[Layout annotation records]
____
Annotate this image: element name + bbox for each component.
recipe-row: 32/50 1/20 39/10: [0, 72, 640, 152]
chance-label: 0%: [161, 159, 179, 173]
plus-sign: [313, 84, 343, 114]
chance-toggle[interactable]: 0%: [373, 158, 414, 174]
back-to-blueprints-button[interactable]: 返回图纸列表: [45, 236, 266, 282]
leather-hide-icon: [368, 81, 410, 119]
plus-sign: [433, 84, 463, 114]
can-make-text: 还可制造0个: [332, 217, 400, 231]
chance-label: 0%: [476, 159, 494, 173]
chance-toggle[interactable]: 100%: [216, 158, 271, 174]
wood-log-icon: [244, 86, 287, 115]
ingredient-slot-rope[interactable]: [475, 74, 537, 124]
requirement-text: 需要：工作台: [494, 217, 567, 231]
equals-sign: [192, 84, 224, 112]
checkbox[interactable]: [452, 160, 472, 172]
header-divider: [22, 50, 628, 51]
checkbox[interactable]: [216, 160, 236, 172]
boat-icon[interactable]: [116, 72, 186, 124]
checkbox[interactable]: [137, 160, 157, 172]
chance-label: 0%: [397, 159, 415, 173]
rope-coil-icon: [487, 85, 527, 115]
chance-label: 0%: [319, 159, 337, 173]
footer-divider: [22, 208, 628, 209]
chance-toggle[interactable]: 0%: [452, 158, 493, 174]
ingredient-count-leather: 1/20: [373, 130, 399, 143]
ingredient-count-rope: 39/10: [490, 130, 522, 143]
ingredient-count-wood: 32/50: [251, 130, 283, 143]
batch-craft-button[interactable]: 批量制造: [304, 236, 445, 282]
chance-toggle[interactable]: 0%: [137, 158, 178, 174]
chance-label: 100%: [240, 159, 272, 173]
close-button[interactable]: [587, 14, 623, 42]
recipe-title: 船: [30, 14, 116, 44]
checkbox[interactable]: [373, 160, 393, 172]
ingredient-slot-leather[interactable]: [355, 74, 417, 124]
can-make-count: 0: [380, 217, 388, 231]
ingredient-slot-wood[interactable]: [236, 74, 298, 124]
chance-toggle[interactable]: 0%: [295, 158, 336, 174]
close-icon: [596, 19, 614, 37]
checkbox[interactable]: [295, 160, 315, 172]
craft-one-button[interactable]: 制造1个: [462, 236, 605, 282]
____
### The problem
Edit the listing so that each "plus-sign" reads "plus-icon", and keep every other line and character unchanged.

### Task response
Annotate this image: element name + bbox for each component.
recipe-row: 32/50 1/20 39/10: [0, 72, 640, 152]
chance-label: 0%: [161, 159, 179, 173]
plus-icon: [313, 84, 343, 114]
chance-toggle[interactable]: 0%: [373, 158, 414, 174]
back-to-blueprints-button[interactable]: 返回图纸列表: [45, 236, 266, 282]
leather-hide-icon: [368, 81, 410, 119]
plus-icon: [433, 84, 463, 114]
can-make-text: 还可制造0个: [332, 217, 400, 231]
chance-label: 0%: [476, 159, 494, 173]
chance-toggle[interactable]: 100%: [216, 158, 271, 174]
wood-log-icon: [244, 86, 287, 115]
ingredient-slot-rope[interactable]: [475, 74, 537, 124]
requirement-text: 需要：工作台: [494, 217, 567, 231]
equals-sign: [192, 84, 224, 112]
checkbox[interactable]: [452, 160, 472, 172]
header-divider: [22, 50, 628, 51]
checkbox[interactable]: [216, 160, 236, 172]
boat-icon[interactable]: [116, 72, 186, 124]
checkbox[interactable]: [137, 160, 157, 172]
chance-label: 0%: [397, 159, 415, 173]
rope-coil-icon: [487, 85, 527, 115]
chance-label: 0%: [319, 159, 337, 173]
footer-divider: [22, 208, 628, 209]
chance-toggle[interactable]: 0%: [452, 158, 493, 174]
ingredient-count-leather: 1/20: [373, 130, 399, 143]
ingredient-count-rope: 39/10: [490, 130, 522, 143]
ingredient-count-wood: 32/50: [251, 130, 283, 143]
batch-craft-button[interactable]: 批量制造: [304, 236, 445, 282]
chance-toggle[interactable]: 0%: [137, 158, 178, 174]
chance-label: 100%: [240, 159, 272, 173]
close-button[interactable]: [587, 14, 623, 42]
recipe-title: 船: [30, 14, 116, 44]
checkbox[interactable]: [373, 160, 393, 172]
ingredient-slot-leather[interactable]: [355, 74, 417, 124]
can-make-count: 0: [380, 217, 388, 231]
ingredient-slot-wood[interactable]: [236, 74, 298, 124]
chance-toggle[interactable]: 0%: [295, 158, 336, 174]
close-icon: [596, 19, 614, 37]
checkbox[interactable]: [295, 160, 315, 172]
craft-one-button[interactable]: 制造1个: [462, 236, 605, 282]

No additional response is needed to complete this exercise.